-- Start --

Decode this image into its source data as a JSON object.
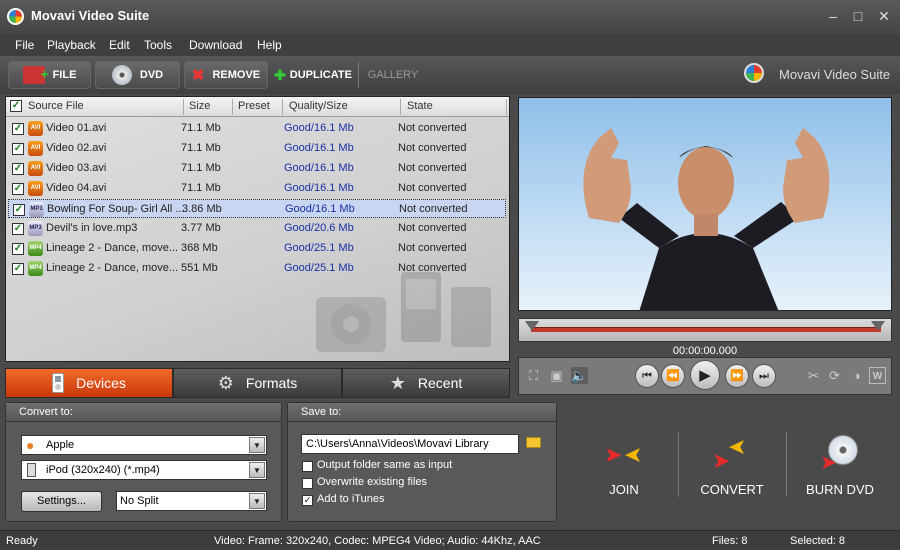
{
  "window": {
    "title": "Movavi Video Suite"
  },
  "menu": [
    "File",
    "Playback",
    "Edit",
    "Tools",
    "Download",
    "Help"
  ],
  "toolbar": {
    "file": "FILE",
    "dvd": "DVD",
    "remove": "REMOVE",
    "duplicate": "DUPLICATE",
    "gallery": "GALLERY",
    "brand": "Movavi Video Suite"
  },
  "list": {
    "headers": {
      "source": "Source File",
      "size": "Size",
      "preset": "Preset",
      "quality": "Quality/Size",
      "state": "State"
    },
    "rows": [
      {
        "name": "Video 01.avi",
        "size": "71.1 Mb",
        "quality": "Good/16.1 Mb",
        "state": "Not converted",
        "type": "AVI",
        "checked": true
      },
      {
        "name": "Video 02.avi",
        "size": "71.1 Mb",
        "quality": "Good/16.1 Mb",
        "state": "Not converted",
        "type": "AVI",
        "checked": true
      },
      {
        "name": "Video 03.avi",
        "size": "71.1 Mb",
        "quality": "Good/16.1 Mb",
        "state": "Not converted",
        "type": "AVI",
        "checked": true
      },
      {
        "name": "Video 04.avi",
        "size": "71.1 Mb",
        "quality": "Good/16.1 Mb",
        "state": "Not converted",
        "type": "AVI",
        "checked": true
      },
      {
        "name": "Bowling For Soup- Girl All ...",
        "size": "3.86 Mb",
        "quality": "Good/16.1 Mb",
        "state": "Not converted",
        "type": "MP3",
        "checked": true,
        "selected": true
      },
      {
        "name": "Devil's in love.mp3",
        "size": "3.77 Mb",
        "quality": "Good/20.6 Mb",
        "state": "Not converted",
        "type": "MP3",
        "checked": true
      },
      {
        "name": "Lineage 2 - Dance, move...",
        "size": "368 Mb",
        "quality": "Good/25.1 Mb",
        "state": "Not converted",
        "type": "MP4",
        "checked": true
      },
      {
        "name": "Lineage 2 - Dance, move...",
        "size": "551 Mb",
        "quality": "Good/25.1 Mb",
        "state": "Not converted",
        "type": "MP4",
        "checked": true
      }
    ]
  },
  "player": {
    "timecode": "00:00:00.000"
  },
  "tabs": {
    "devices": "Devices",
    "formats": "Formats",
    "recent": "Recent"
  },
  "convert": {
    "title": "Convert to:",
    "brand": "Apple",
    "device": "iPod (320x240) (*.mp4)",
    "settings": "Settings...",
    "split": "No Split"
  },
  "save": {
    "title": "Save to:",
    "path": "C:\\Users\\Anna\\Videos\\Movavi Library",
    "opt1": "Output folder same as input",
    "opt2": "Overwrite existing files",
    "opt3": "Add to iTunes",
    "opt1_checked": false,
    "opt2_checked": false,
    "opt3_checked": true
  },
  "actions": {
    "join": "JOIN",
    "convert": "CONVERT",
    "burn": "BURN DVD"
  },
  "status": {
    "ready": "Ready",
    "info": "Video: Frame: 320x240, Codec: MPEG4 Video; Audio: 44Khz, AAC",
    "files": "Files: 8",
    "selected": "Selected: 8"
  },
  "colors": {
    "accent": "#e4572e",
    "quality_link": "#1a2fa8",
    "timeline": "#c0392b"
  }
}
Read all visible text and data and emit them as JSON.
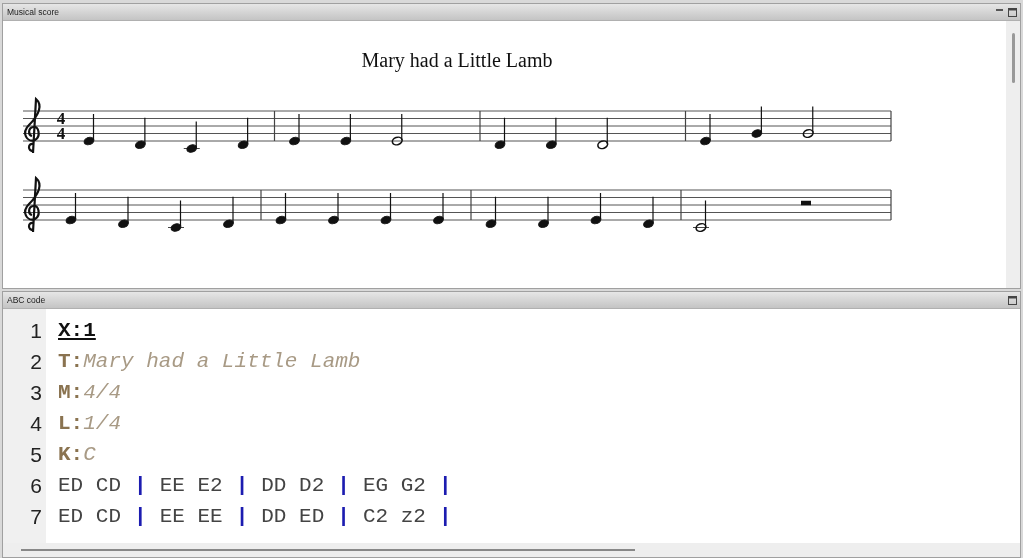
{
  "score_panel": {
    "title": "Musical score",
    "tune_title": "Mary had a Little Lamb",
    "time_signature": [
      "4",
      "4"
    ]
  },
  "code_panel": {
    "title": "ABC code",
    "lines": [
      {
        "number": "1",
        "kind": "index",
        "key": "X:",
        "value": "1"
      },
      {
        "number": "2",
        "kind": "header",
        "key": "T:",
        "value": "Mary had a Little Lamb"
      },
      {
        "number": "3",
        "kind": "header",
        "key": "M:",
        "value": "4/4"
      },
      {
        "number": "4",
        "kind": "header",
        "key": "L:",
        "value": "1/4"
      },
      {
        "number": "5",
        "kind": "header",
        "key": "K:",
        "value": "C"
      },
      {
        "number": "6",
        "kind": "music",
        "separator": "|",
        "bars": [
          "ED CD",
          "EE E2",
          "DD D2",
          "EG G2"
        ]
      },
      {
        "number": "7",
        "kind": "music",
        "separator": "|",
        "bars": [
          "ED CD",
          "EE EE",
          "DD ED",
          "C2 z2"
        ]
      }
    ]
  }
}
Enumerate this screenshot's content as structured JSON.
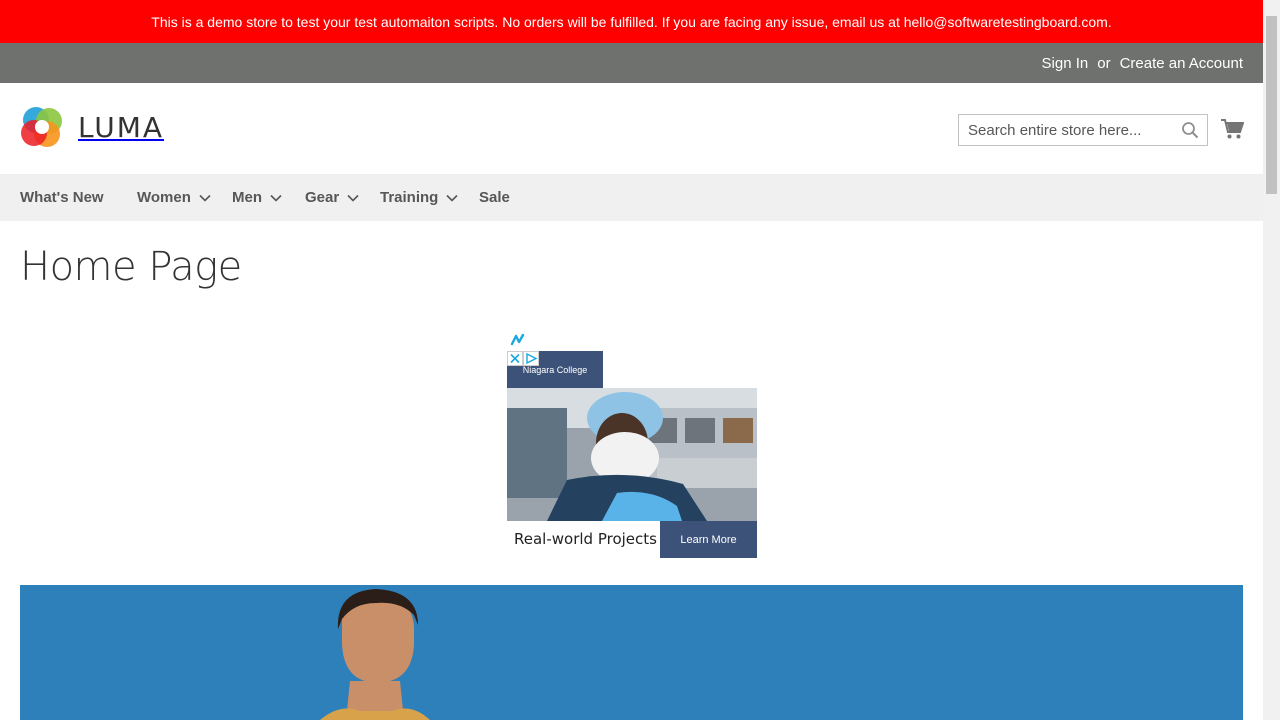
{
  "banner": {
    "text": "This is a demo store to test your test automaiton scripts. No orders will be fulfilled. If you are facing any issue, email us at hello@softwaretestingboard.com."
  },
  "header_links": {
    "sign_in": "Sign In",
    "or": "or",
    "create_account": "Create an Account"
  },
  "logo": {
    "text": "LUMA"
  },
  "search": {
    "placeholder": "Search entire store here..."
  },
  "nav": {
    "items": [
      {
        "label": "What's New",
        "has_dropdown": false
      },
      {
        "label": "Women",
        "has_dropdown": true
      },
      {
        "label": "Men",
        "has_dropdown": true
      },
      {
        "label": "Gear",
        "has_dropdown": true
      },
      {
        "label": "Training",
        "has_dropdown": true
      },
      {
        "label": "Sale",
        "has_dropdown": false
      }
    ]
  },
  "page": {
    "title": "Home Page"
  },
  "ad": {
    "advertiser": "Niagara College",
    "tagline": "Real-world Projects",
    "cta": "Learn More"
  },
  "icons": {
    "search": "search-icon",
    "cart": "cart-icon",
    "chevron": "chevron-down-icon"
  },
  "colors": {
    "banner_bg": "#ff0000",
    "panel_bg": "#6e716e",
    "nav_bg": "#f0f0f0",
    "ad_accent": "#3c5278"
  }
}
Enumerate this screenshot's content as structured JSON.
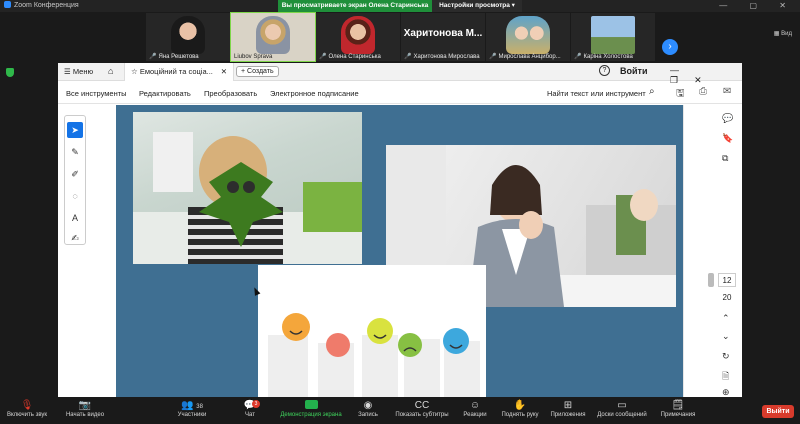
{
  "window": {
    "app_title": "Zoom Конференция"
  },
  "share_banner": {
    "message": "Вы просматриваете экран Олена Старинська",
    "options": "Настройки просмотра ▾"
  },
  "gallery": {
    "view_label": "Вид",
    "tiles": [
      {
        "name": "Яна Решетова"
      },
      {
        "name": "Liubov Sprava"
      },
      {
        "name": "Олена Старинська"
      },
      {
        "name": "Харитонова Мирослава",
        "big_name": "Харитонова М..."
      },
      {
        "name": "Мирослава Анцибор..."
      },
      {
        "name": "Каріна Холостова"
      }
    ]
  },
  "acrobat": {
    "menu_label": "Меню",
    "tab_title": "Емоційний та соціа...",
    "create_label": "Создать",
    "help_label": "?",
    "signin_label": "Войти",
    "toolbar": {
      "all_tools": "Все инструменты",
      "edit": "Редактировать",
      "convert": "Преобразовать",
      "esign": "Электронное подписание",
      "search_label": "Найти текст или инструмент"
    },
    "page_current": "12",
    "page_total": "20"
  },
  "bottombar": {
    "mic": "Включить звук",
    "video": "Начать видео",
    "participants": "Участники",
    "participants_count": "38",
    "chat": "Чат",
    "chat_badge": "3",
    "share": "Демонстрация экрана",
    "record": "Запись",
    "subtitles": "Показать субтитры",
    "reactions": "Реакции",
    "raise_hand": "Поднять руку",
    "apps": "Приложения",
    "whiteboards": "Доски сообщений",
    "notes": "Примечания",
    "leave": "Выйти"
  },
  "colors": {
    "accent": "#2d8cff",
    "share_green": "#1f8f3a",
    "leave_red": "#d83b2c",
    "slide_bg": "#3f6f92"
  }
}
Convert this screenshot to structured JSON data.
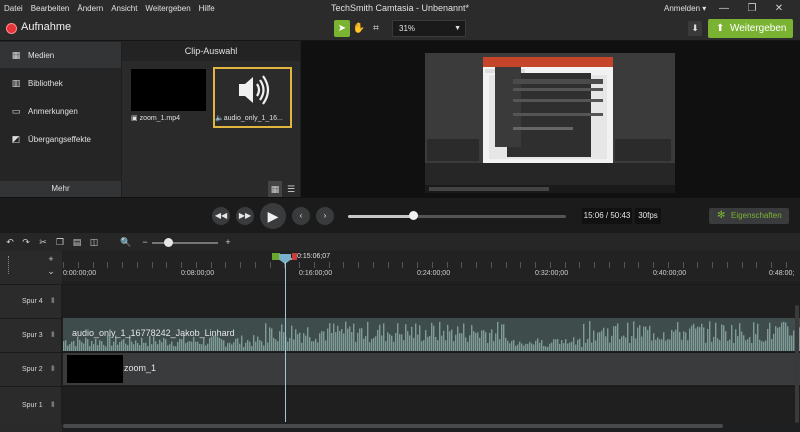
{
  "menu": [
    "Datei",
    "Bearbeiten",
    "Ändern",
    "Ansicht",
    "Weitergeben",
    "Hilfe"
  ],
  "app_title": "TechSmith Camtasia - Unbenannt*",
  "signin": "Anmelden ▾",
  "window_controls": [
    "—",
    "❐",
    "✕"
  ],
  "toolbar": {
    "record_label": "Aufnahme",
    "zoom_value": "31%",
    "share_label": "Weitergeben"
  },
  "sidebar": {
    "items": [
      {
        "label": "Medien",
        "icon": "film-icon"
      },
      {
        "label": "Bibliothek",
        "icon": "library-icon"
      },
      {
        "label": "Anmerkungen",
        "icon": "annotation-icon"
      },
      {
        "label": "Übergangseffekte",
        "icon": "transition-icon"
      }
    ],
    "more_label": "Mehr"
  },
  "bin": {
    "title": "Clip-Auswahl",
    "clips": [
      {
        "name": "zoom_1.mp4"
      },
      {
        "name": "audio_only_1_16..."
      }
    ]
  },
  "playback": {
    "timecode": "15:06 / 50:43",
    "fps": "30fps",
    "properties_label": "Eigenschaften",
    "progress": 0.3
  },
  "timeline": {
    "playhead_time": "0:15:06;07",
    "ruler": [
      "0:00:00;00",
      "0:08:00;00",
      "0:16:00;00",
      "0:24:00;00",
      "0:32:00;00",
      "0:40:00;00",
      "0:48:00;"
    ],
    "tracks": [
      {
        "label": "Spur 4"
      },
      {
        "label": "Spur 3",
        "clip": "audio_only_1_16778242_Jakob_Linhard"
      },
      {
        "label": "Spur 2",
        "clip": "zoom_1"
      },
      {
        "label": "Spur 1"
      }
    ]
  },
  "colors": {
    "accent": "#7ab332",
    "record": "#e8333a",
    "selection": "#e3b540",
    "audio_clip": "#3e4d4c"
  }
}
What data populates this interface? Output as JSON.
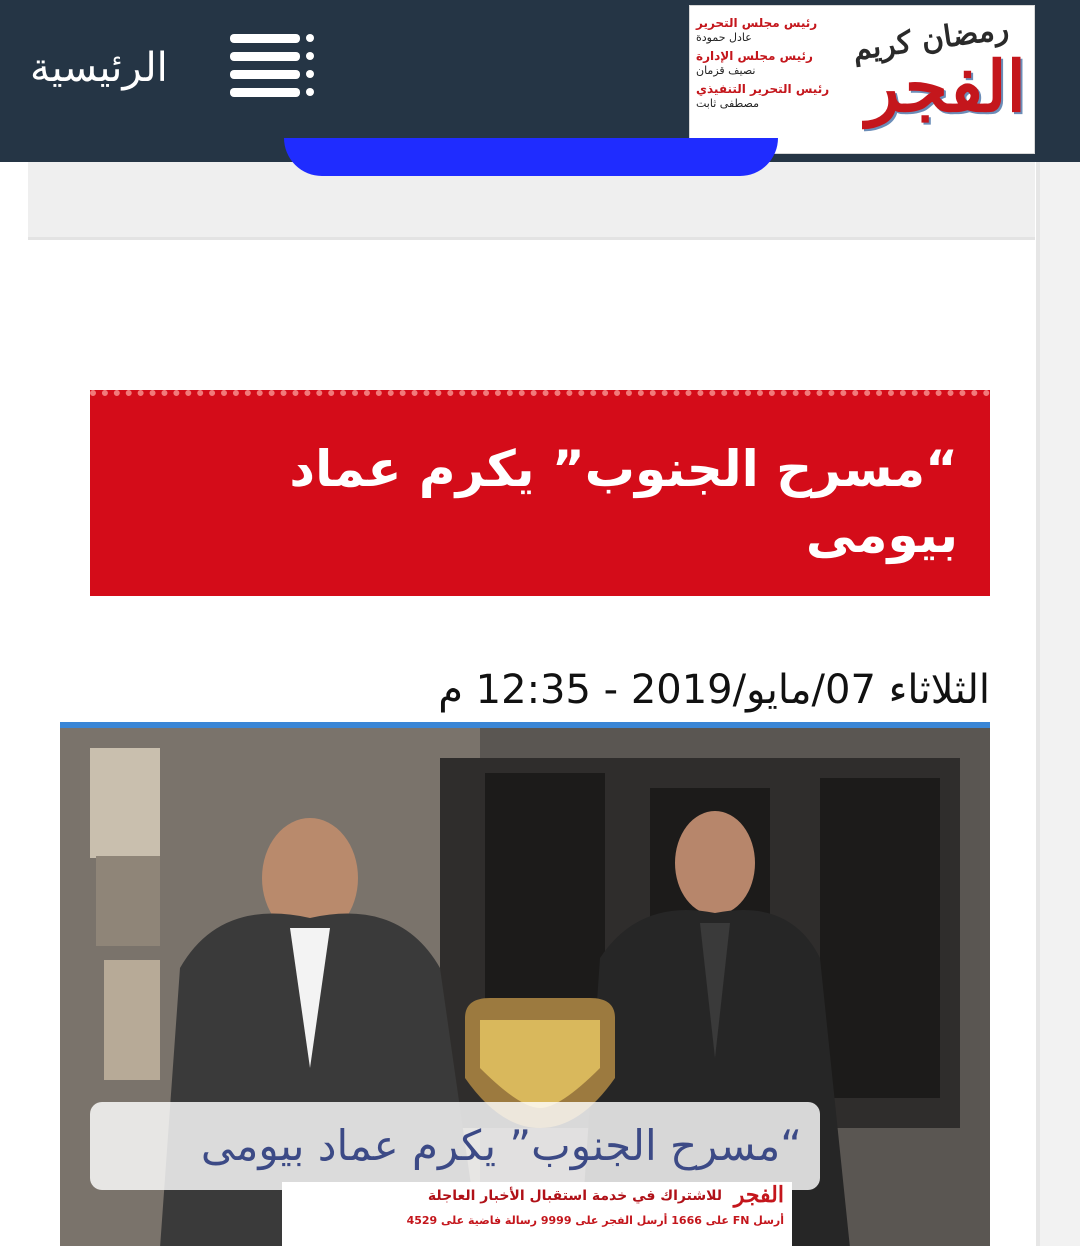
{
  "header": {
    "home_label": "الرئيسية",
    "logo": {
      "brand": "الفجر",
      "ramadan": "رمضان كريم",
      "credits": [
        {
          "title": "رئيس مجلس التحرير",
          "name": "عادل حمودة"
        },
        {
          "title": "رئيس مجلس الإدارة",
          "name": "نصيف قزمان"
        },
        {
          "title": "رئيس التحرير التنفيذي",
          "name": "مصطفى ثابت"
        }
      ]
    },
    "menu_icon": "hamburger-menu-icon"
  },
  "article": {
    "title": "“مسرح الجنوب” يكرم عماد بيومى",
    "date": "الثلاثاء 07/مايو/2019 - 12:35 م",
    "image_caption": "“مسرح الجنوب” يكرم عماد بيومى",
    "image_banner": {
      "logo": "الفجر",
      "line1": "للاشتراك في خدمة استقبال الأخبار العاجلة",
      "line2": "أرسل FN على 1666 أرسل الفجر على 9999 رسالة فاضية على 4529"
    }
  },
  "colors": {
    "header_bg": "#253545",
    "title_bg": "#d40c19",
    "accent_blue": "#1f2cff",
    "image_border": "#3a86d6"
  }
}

-- End --

**STATED GOAL**.
Return each full line of the entries that contains the word "عماد".

**EXERCISE RESULT**.
    "title": "“مسرح الجنوب” يكرم عماد بيومى",
    "image_caption": "“مسرح الجنوب” يكرم عماد بيومى",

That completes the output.